Below is a listing. Gather each line of it that contains "phone".

# START OF ENTRIES PROVIDED

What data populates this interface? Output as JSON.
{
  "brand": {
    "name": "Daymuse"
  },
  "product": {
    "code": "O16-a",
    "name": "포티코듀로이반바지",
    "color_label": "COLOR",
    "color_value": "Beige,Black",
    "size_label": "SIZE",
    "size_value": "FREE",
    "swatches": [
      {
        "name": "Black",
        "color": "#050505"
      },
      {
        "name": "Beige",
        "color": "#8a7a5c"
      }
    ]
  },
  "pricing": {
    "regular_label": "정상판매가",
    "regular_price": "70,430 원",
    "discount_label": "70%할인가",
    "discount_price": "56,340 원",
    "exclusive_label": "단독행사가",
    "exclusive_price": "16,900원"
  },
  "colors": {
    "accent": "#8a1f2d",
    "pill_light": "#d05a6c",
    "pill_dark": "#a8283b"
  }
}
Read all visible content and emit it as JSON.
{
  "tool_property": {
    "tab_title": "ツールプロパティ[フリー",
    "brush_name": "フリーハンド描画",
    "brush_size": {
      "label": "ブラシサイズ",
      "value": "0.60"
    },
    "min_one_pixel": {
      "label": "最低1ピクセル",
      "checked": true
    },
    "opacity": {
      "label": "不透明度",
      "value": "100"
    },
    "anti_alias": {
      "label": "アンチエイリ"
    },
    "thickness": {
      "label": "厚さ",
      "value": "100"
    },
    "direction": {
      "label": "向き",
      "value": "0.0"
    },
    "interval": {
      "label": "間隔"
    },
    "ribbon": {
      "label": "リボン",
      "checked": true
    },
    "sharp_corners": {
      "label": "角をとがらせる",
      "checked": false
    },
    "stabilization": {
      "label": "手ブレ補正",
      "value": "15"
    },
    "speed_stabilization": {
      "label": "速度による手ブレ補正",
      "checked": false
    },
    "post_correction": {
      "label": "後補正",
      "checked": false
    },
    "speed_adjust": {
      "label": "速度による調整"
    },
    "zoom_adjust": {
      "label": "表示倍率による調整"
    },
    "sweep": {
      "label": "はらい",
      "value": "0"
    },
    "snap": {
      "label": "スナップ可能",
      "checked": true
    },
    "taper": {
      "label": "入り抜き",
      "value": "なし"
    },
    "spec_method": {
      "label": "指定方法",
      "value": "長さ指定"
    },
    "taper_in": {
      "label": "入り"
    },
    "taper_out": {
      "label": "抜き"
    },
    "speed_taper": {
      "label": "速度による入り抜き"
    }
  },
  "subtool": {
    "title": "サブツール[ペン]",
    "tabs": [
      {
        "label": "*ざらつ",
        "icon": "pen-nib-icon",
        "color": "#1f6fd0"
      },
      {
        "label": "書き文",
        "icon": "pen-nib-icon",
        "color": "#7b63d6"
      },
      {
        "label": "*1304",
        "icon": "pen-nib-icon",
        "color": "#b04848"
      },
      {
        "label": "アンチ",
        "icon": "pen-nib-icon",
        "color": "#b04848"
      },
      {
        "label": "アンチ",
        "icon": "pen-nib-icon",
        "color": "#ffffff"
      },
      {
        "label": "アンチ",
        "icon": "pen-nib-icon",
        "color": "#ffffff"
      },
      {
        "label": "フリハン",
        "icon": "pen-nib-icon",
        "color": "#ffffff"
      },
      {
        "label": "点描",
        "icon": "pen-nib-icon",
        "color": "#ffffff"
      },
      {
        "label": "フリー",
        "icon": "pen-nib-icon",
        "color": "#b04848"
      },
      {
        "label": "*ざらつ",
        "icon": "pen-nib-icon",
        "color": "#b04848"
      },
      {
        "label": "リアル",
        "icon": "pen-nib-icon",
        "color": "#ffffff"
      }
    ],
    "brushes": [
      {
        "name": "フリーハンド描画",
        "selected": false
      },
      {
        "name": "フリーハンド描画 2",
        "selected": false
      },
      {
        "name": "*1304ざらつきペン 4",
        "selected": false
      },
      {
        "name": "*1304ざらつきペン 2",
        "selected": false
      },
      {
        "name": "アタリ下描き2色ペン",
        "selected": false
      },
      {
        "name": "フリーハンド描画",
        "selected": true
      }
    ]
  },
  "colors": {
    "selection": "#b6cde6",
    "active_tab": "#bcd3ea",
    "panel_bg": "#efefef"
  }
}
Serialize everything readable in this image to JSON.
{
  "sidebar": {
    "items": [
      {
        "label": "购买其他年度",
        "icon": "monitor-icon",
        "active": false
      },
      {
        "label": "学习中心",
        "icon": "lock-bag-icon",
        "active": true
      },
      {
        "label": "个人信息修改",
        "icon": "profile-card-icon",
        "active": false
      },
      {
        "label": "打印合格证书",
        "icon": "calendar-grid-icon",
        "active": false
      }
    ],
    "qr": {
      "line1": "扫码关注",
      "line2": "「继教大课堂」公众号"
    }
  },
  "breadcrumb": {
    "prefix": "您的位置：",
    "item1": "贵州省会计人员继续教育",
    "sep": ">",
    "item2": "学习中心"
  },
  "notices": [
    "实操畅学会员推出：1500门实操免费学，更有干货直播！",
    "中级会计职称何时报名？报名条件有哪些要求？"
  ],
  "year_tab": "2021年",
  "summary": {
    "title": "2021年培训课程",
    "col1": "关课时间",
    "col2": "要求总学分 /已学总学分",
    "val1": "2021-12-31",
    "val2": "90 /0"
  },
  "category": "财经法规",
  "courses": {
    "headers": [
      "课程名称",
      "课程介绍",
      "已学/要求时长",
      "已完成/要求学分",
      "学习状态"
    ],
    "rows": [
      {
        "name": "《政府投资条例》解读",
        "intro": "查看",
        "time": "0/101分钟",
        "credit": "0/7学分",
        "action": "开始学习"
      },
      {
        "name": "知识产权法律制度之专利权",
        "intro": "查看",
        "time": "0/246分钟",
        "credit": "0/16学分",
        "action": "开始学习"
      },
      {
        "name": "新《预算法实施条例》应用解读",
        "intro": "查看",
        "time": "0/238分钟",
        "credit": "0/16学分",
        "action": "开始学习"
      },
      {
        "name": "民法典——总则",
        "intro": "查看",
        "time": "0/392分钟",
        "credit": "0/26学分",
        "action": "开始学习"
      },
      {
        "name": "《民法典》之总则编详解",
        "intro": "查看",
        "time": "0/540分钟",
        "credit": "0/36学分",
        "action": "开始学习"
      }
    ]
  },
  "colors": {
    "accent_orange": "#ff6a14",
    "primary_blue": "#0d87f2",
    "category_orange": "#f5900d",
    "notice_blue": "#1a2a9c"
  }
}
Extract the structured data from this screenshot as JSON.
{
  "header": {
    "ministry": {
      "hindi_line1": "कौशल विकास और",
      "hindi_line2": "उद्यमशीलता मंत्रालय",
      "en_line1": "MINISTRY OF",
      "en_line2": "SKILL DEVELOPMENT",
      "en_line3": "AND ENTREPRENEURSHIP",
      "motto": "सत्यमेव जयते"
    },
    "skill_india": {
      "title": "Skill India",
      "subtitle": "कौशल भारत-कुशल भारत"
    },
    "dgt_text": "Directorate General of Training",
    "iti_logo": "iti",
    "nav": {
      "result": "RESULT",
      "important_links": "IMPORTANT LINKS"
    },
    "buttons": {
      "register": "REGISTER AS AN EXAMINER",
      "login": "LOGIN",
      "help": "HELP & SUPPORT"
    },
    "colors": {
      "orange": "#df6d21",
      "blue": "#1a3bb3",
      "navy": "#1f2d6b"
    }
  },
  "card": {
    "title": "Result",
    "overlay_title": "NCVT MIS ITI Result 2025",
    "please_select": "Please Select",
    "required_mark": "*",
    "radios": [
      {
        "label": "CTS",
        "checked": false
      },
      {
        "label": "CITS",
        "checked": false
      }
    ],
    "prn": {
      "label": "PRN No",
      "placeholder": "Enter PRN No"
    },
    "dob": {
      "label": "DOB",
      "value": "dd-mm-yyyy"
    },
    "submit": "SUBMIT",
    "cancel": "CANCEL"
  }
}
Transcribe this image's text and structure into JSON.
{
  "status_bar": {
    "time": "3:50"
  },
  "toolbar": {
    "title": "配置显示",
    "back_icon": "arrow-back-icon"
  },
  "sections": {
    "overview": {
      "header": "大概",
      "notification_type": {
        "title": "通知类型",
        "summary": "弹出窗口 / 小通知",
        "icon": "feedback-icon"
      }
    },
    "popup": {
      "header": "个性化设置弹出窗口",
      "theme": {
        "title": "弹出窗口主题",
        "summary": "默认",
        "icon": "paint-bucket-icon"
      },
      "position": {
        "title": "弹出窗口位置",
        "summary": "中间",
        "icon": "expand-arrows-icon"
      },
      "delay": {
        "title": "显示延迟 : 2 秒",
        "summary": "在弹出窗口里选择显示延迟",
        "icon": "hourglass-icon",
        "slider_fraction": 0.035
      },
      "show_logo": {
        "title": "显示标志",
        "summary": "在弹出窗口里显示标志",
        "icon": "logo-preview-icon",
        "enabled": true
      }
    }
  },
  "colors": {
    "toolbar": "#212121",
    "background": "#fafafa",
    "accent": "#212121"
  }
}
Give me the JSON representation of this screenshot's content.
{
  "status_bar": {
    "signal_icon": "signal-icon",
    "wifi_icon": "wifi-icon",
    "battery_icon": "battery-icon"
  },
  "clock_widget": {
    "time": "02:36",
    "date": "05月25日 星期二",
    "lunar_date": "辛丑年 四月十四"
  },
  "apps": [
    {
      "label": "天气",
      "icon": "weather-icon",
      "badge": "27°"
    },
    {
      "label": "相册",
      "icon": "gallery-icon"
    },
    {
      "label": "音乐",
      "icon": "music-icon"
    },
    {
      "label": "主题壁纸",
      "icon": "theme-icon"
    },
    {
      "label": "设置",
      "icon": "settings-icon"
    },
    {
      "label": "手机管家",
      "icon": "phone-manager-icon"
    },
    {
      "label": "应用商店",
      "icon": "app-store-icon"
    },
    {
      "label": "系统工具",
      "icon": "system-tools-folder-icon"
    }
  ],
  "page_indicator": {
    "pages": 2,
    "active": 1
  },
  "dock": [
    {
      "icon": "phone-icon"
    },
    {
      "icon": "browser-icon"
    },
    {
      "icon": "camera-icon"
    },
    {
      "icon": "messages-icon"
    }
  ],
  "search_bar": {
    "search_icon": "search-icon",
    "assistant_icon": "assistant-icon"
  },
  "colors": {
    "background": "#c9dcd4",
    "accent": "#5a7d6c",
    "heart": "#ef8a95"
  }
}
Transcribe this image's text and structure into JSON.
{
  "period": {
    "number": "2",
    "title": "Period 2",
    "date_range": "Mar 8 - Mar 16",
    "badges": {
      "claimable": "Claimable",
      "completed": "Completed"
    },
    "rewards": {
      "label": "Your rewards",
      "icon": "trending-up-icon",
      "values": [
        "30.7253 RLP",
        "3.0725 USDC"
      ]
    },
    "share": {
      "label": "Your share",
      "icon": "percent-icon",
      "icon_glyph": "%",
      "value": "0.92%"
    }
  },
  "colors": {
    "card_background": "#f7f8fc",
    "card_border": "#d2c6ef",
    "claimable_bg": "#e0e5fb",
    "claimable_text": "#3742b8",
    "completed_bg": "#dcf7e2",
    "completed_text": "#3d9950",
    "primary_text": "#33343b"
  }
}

# END OF ENTRIES PROVIDED

* _WORKED ANSWER_:
      "icon": "phone-manager-icon"
      "icon": "phone-icon"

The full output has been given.